- **Stated goal**
Every entry below should be printed exactly, without its images.

- **Task inputs**
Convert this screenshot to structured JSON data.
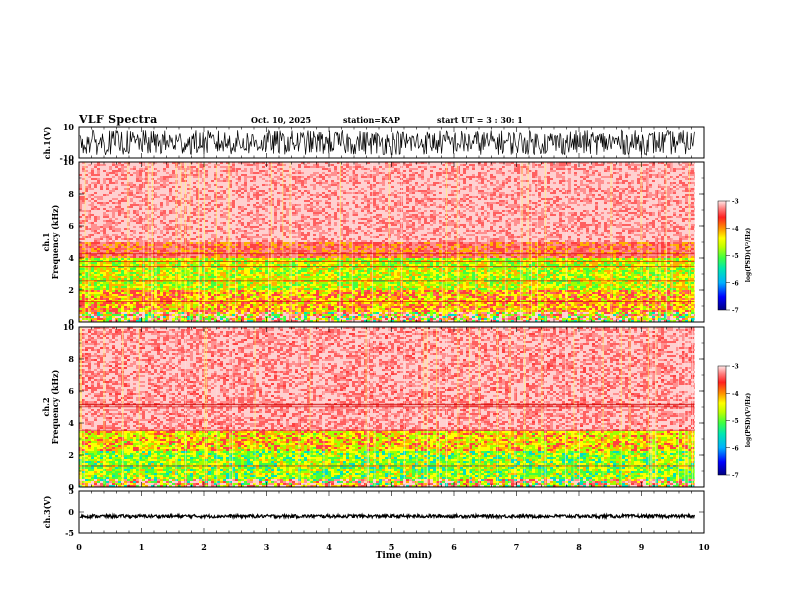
{
  "header": {
    "title": "VLF Spectra",
    "date": "Oct. 10, 2025",
    "station_label": "station=",
    "station": "KAP",
    "start_label": "start  UT =",
    "start_value": "3  : 30: 1"
  },
  "colors": {
    "spectrogram_scale": [
      "#000080",
      "#0000ff",
      "#00a0ff",
      "#00e0c0",
      "#40ff40",
      "#a0ff00",
      "#ffff00",
      "#ffb000",
      "#ff4040",
      "#ff6060",
      "#ff9090",
      "#ffd0d0"
    ],
    "trace": "#000000",
    "background": "#ffffff"
  },
  "chart_data": [
    {
      "type": "line",
      "name": "ch1-waveform",
      "ylabel": "ch.1(V)",
      "ylim": [
        -10,
        10
      ],
      "y_ticks": [
        "10",
        "-10"
      ],
      "description_of_signal": "noisy oscillation roughly between -8 and 8 V",
      "amplitude_approx": 8,
      "xlim": [
        0,
        9.85
      ]
    },
    {
      "type": "heatmap",
      "name": "ch1-spectrogram",
      "ylabel": "ch.1 Frequency (kHz)",
      "ylabel_line1": "ch.1",
      "ylabel_line2": "Frequency (kHz)",
      "ylim": [
        0,
        10
      ],
      "y_ticks": [
        "0",
        "2",
        "4",
        "6",
        "8",
        "10"
      ],
      "xlim": [
        0,
        9.85
      ],
      "bands": [
        {
          "from_khz": 0,
          "to_khz": 0.6,
          "level": "mixed"
        },
        {
          "from_khz": 0.6,
          "to_khz": 2.0,
          "level": -4.5
        },
        {
          "from_khz": 2.0,
          "to_khz": 4.0,
          "level": -5.0
        },
        {
          "from_khz": 4.0,
          "to_khz": 5.0,
          "level": -4.0
        },
        {
          "from_khz": 5.0,
          "to_khz": 10.0,
          "level": -3.3
        }
      ],
      "colorbar": {
        "label": "log(PSD)(V²/Hz)",
        "ticks": [
          "-3",
          "-4",
          "-5",
          "-6",
          "-7"
        ],
        "range": [
          -7,
          -3
        ]
      }
    },
    {
      "type": "heatmap",
      "name": "ch2-spectrogram",
      "ylabel": "ch.2 Frequency (kHz)",
      "ylabel_line1": "ch.2",
      "ylabel_line2": "Frequency (kHz)",
      "ylim": [
        0,
        10
      ],
      "y_ticks": [
        "0",
        "2",
        "4",
        "6",
        "8",
        "10"
      ],
      "xlim": [
        0,
        9.85
      ],
      "bands": [
        {
          "from_khz": 0,
          "to_khz": 0.5,
          "level": "mixed"
        },
        {
          "from_khz": 0.5,
          "to_khz": 2.2,
          "level": -5.2
        },
        {
          "from_khz": 2.2,
          "to_khz": 3.5,
          "level": -4.7
        },
        {
          "from_khz": 3.5,
          "to_khz": 10.0,
          "level": -3.4
        }
      ],
      "colorbar": {
        "label": "log(PSD)(V²/Hz)",
        "ticks": [
          "-3",
          "-4",
          "-5",
          "-6",
          "-7"
        ],
        "range": [
          -7,
          -3
        ]
      }
    },
    {
      "type": "line",
      "name": "ch3-waveform",
      "ylabel": "ch.3(V)",
      "ylim": [
        -5,
        5
      ],
      "y_ticks": [
        "5",
        "0",
        "-5"
      ],
      "description_of_signal": "flat band near -1 V with small oscillation",
      "center_v": -1,
      "amplitude_approx": 0.4,
      "xlim": [
        0,
        9.85
      ],
      "xlabel": "Time (min)",
      "x_range": [
        0,
        10
      ],
      "x_ticks": [
        "0",
        "1",
        "2",
        "3",
        "4",
        "5",
        "6",
        "7",
        "8",
        "9",
        "10"
      ]
    }
  ]
}
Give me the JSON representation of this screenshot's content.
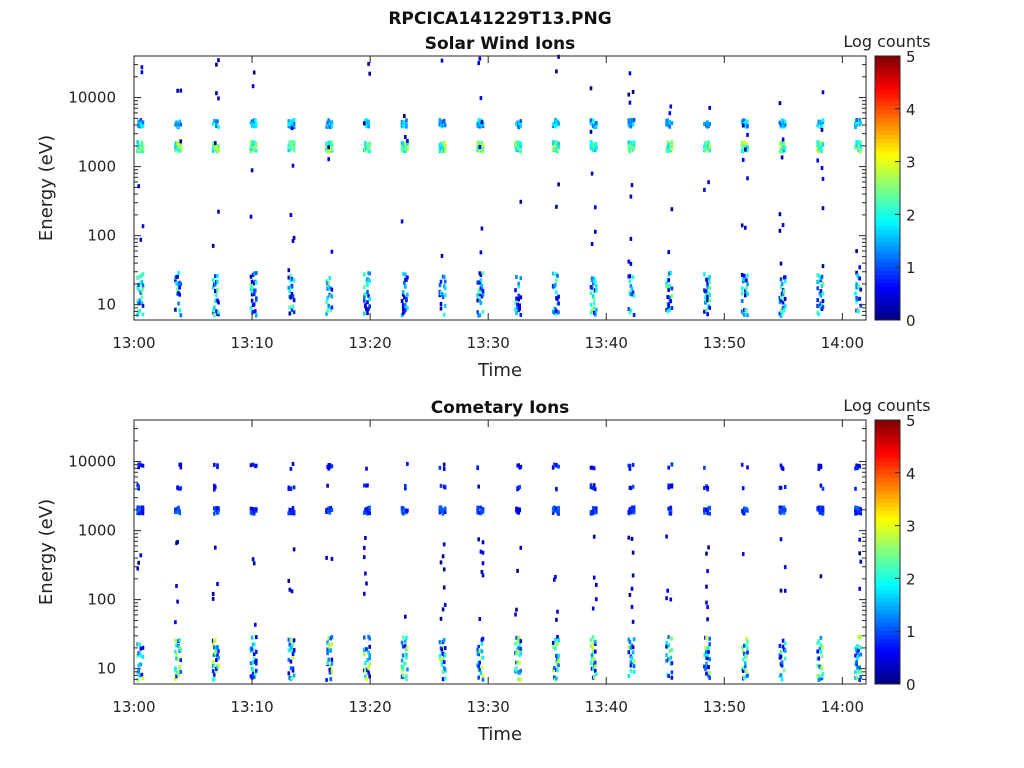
{
  "figure": {
    "suptitle": "RPCICA141229T13.PNG"
  },
  "chart_data": [
    {
      "type": "heatmap",
      "title": "Solar Wind Ions",
      "xlabel": "Time",
      "ylabel": "Energy (eV)",
      "x_ticks": [
        "13:00",
        "13:10",
        "13:20",
        "13:30",
        "13:40",
        "13:50",
        "14:00"
      ],
      "x_range": [
        "13:00",
        "14:02"
      ],
      "y_scale": "log",
      "y_ticks": [
        "10",
        "100",
        "1000",
        "10000"
      ],
      "y_range": [
        6,
        40000
      ],
      "colorbar": {
        "label": "Log counts",
        "range": [
          0,
          5
        ],
        "ticks": [
          "0",
          "1",
          "2",
          "3",
          "4",
          "5"
        ],
        "colormap": "jet"
      },
      "sweep_interval_min": 3.2,
      "bands": [
        {
          "energy_range_ev": [
            6,
            28
          ],
          "log_counts_range": [
            0.2,
            2.5
          ],
          "occupancy": "dense"
        },
        {
          "energy_range_ev": [
            1600,
            2200
          ],
          "log_counts_range": [
            1.5,
            3.0
          ],
          "occupancy": "dense"
        },
        {
          "energy_range_ev": [
            3600,
            4600
          ],
          "log_counts_range": [
            1.0,
            2.0
          ],
          "occupancy": "partial"
        },
        {
          "energy_range_ev": [
            30,
            40000
          ],
          "log_counts_range": [
            0.0,
            0.6
          ],
          "occupancy": "sparse"
        }
      ]
    },
    {
      "type": "heatmap",
      "title": "Cometary Ions",
      "xlabel": "Time",
      "ylabel": "Energy (eV)",
      "x_ticks": [
        "13:00",
        "13:10",
        "13:20",
        "13:30",
        "13:40",
        "13:50",
        "14:00"
      ],
      "x_range": [
        "13:00",
        "14:02"
      ],
      "y_scale": "log",
      "y_ticks": [
        "10",
        "100",
        "1000",
        "10000"
      ],
      "y_range": [
        6,
        40000
      ],
      "colorbar": {
        "label": "Log counts",
        "range": [
          0,
          5
        ],
        "ticks": [
          "0",
          "1",
          "2",
          "3",
          "4",
          "5"
        ],
        "colormap": "jet"
      },
      "sweep_interval_min": 3.2,
      "bands": [
        {
          "energy_range_ev": [
            6,
            28
          ],
          "log_counts_range": [
            0.3,
            3.0
          ],
          "occupancy": "dense"
        },
        {
          "energy_range_ev": [
            1700,
            2100
          ],
          "log_counts_range": [
            0.5,
            1.2
          ],
          "occupancy": "partial"
        },
        {
          "energy_range_ev": [
            3800,
            4400
          ],
          "log_counts_range": [
            0.3,
            1.0
          ],
          "occupancy": "rare"
        },
        {
          "energy_range_ev": [
            7500,
            9000
          ],
          "log_counts_range": [
            0.3,
            1.0
          ],
          "occupancy": "rare"
        },
        {
          "energy_range_ev": [
            40,
            800
          ],
          "log_counts_range": [
            0.0,
            0.6
          ],
          "occupancy": "sparse"
        }
      ]
    }
  ]
}
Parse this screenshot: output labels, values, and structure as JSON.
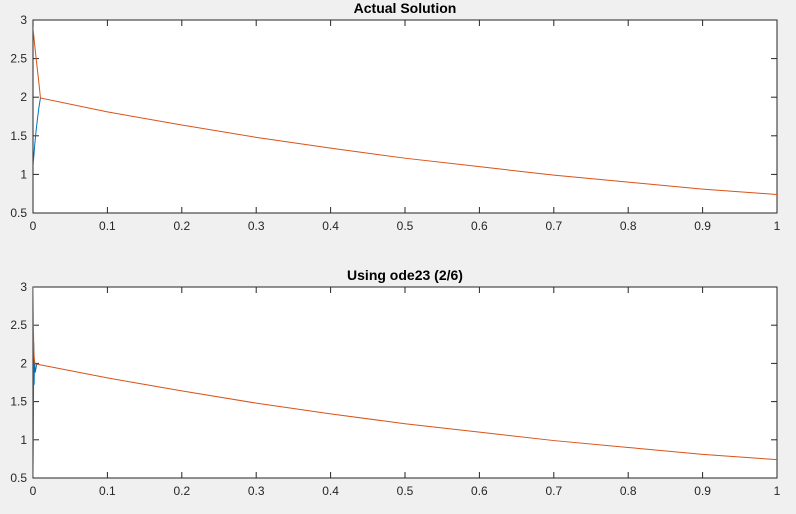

- **Solution to the problem**
Convert this screenshot to structured JSON data.
{
  "header": {
    "title": "VLF Spectra",
    "date": "Oct. 10, 2025",
    "station_label": "station=",
    "station": "KAP",
    "start_label": "start  UT =",
    "start_value": "3  : 30: 1"
  },
  "colors": {
    "spectrogram_scale": [
      "#000080",
      "#0000ff",
      "#00a0ff",
      "#00e0c0",
      "#40ff40",
      "#a0ff00",
      "#ffff00",
      "#ffb000",
      "#ff4040",
      "#ff6060",
      "#ff9090",
      "#ffd0d0"
    ],
    "trace": "#000000",
    "background": "#ffffff"
  },
  "chart_data": [
    {
      "type": "line",
      "name": "ch1-waveform",
      "ylabel": "ch.1(V)",
      "ylim": [
        -10,
        10
      ],
      "y_ticks": [
        "10",
        "-10"
      ],
      "description_of_signal": "noisy oscillation roughly between -8 and 8 V",
      "amplitude_approx": 8,
      "xlim": [
        0,
        9.85
      ]
    },
    {
      "type": "heatmap",
      "name": "ch1-spectrogram",
      "ylabel": "ch.1 Frequency (kHz)",
      "ylabel_line1": "ch.1",
      "ylabel_line2": "Frequency (kHz)",
      "ylim": [
        0,
        10
      ],
      "y_ticks": [
        "0",
        "2",
        "4",
        "6",
        "8",
        "10"
      ],
      "xlim": [
        0,
        9.85
      ],
      "bands": [
        {
          "from_khz": 0,
          "to_khz": 0.6,
          "level": "mixed"
        },
        {
          "from_khz": 0.6,
          "to_khz": 2.0,
          "level": -4.5
        },
        {
          "from_khz": 2.0,
          "to_khz": 4.0,
          "level": -5.0
        },
        {
          "from_khz": 4.0,
          "to_khz": 5.0,
          "level": -4.0
        },
        {
          "from_khz": 5.0,
          "to_khz": 10.0,
          "level": -3.3
        }
      ],
      "colorbar": {
        "label": "log(PSD)(V²/Hz)",
        "ticks": [
          "-3",
          "-4",
          "-5",
          "-6",
          "-7"
        ],
        "range": [
          -7,
          -3
        ]
      }
    },
    {
      "type": "heatmap",
      "name": "ch2-spectrogram",
      "ylabel": "ch.2 Frequency (kHz)",
      "ylabel_line1": "ch.2",
      "ylabel_line2": "Frequency (kHz)",
      "ylim": [
        0,
        10
      ],
      "y_ticks": [
        "0",
        "2",
        "4",
        "6",
        "8",
        "10"
      ],
      "xlim": [
        0,
        9.85
      ],
      "bands": [
        {
          "from_khz": 0,
          "to_khz": 0.5,
          "level": "mixed"
        },
        {
          "from_khz": 0.5,
          "to_khz": 2.2,
          "level": -5.2
        },
        {
          "from_khz": 2.2,
          "to_khz": 3.5,
          "level": -4.7
        },
        {
          "from_khz": 3.5,
          "to_khz": 10.0,
          "level": -3.4
        }
      ],
      "colorbar": {
        "label": "log(PSD)(V²/Hz)",
        "ticks": [
          "-3",
          "-4",
          "-5",
          "-6",
          "-7"
        ],
        "range": [
          -7,
          -3
        ]
      }
    },
    {
      "type": "line",
      "name": "ch3-waveform",
      "ylabel": "ch.3(V)",
      "ylim": [
        -5,
        5
      ],
      "y_ticks": [
        "5",
        "0",
        "-5"
      ],
      "description_of_signal": "flat band near -1 V with small oscillation",
      "center_v": -1,
      "amplitude_approx": 0.4,
      "xlim": [
        0,
        9.85
      ],
      "xlabel": "Time (min)",
      "x_range": [
        0,
        10
      ],
      "x_ticks": [
        "0",
        "1",
        "2",
        "3",
        "4",
        "5",
        "6",
        "7",
        "8",
        "9",
        "10"
      ]
    }
  ]
}
Give me the JSON representation of this screenshot's content.
{
  "figure": {
    "suptitle": "RPCICA141229T13.PNG"
  },
  "chart_data": [
    {
      "type": "heatmap",
      "title": "Solar Wind Ions",
      "xlabel": "Time",
      "ylabel": "Energy (eV)",
      "x_ticks": [
        "13:00",
        "13:10",
        "13:20",
        "13:30",
        "13:40",
        "13:50",
        "14:00"
      ],
      "x_range": [
        "13:00",
        "14:02"
      ],
      "y_scale": "log",
      "y_ticks": [
        "10",
        "100",
        "1000",
        "10000"
      ],
      "y_range": [
        6,
        40000
      ],
      "colorbar": {
        "label": "Log counts",
        "range": [
          0,
          5
        ],
        "ticks": [
          "0",
          "1",
          "2",
          "3",
          "4",
          "5"
        ],
        "colormap": "jet"
      },
      "sweep_interval_min": 3.2,
      "bands": [
        {
          "energy_range_ev": [
            6,
            28
          ],
          "log_counts_range": [
            0.2,
            2.5
          ],
          "occupancy": "dense"
        },
        {
          "energy_range_ev": [
            1600,
            2200
          ],
          "log_counts_range": [
            1.5,
            3.0
          ],
          "occupancy": "dense"
        },
        {
          "energy_range_ev": [
            3600,
            4600
          ],
          "log_counts_range": [
            1.0,
            2.0
          ],
          "occupancy": "partial"
        },
        {
          "energy_range_ev": [
            30,
            40000
          ],
          "log_counts_range": [
            0.0,
            0.6
          ],
          "occupancy": "sparse"
        }
      ]
    },
    {
      "type": "heatmap",
      "title": "Cometary Ions",
      "xlabel": "Time",
      "ylabel": "Energy (eV)",
      "x_ticks": [
        "13:00",
        "13:10",
        "13:20",
        "13:30",
        "13:40",
        "13:50",
        "14:00"
      ],
      "x_range": [
        "13:00",
        "14:02"
      ],
      "y_scale": "log",
      "y_ticks": [
        "10",
        "100",
        "1000",
        "10000"
      ],
      "y_range": [
        6,
        40000
      ],
      "colorbar": {
        "label": "Log counts",
        "range": [
          0,
          5
        ],
        "ticks": [
          "0",
          "1",
          "2",
          "3",
          "4",
          "5"
        ],
        "colormap": "jet"
      },
      "sweep_interval_min": 3.2,
      "bands": [
        {
          "energy_range_ev": [
            6,
            28
          ],
          "log_counts_range": [
            0.3,
            3.0
          ],
          "occupancy": "dense"
        },
        {
          "energy_range_ev": [
            1700,
            2100
          ],
          "log_counts_range": [
            0.5,
            1.2
          ],
          "occupancy": "partial"
        },
        {
          "energy_range_ev": [
            3800,
            4400
          ],
          "log_counts_range": [
            0.3,
            1.0
          ],
          "occupancy": "rare"
        },
        {
          "energy_range_ev": [
            7500,
            9000
          ],
          "log_counts_range": [
            0.3,
            1.0
          ],
          "occupancy": "rare"
        },
        {
          "energy_range_ev": [
            40,
            800
          ],
          "log_counts_range": [
            0.0,
            0.6
          ],
          "occupancy": "sparse"
        }
      ]
    }
  ]
}
Parse this screenshot: output labels, values, and structure as JSON.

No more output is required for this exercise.